- Goal of the exercise: Return each line of the listing that contains the string "Equity".

- Information shown:

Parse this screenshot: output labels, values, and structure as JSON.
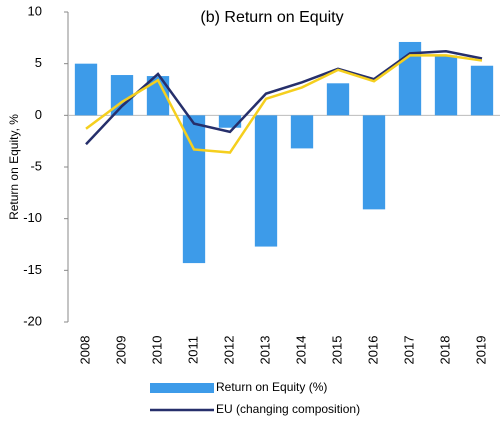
{
  "chart_data": {
    "type": "bar-line",
    "title": "(b) Return on Equity",
    "y_label": "Return on Equity, %",
    "categories": [
      "2008",
      "2009",
      "2010",
      "2011",
      "2012",
      "2013",
      "2014",
      "2015",
      "2016",
      "2017",
      "2018",
      "2019"
    ],
    "series": [
      {
        "name": "Return on Equity (%)",
        "type": "bar",
        "color": "#3d9be9",
        "values": [
          5.0,
          3.9,
          3.8,
          -14.3,
          -1.2,
          -12.7,
          -3.2,
          3.1,
          -9.1,
          7.1,
          5.8,
          4.8
        ]
      },
      {
        "name": "EU (changing composition)",
        "type": "line",
        "color": "#262f6b",
        "values": [
          -2.8,
          0.9,
          4.0,
          -0.8,
          -1.6,
          2.1,
          3.2,
          4.5,
          3.5,
          6.0,
          6.2,
          5.5
        ]
      },
      {
        "type": "line",
        "color": "#f5cf1e",
        "values": [
          -1.3,
          1.3,
          3.4,
          -3.3,
          -3.6,
          1.6,
          2.7,
          4.4,
          3.3,
          5.8,
          5.8,
          5.3
        ]
      }
    ],
    "ylim": [
      -20,
      10
    ],
    "yticks": [
      -20,
      -15,
      -10,
      -5,
      0,
      5,
      10
    ]
  }
}
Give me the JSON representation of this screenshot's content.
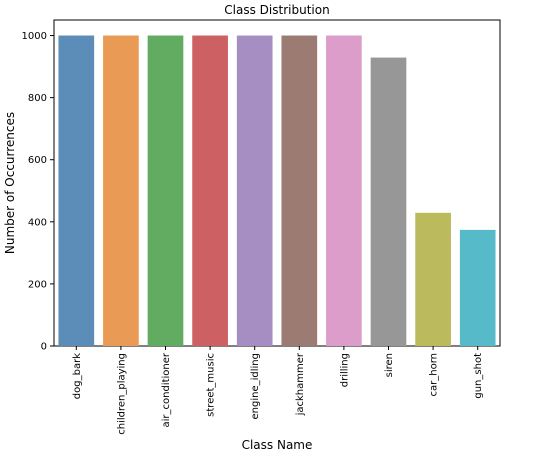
{
  "chart_data": {
    "type": "bar",
    "title": "Class Distribution",
    "xlabel": "Class Name",
    "ylabel": "Number of Occurrences",
    "categories": [
      "dog_bark",
      "children_playing",
      "air_conditioner",
      "street_music",
      "engine_idling",
      "jackhammer",
      "drilling",
      "siren",
      "car_horn",
      "gun_shot"
    ],
    "values": [
      1000,
      1000,
      1000,
      1000,
      1000,
      1000,
      1000,
      929,
      429,
      374
    ],
    "colors": [
      "#5b8db8",
      "#e99b55",
      "#62ac61",
      "#cc6063",
      "#a78ec2",
      "#9c7b72",
      "#dd9dcb",
      "#979797",
      "#bbbb5e",
      "#56bac9"
    ],
    "ylim": [
      0,
      1050
    ],
    "yticks": [
      0,
      200,
      400,
      600,
      800,
      1000
    ],
    "grid": false,
    "legend": "none"
  }
}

- Expected answer:
    "title": "(b) Return on Equity",
    "y_label": "Return on Equity, %",
        "name": "Return on Equity (%)",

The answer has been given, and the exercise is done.